- What the task asks
Below are some records; work out how many of their lines contain "cross" and give the number only.
# start of Task data
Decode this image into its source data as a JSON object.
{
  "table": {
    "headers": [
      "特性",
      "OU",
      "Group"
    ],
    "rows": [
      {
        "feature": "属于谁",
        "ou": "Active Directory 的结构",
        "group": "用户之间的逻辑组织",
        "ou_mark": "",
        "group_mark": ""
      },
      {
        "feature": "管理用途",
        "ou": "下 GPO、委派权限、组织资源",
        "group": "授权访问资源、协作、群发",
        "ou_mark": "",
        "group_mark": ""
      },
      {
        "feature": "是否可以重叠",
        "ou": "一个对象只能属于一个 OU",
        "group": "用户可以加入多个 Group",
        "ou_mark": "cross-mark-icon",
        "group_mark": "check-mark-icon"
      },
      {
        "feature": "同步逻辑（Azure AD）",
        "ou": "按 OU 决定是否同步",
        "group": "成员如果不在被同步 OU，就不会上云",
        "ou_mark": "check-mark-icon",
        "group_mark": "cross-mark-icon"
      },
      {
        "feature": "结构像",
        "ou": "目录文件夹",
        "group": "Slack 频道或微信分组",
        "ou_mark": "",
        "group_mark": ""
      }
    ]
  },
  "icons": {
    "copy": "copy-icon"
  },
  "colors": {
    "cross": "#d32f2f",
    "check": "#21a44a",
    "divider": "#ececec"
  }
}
# end of Task data
- Solved problem
3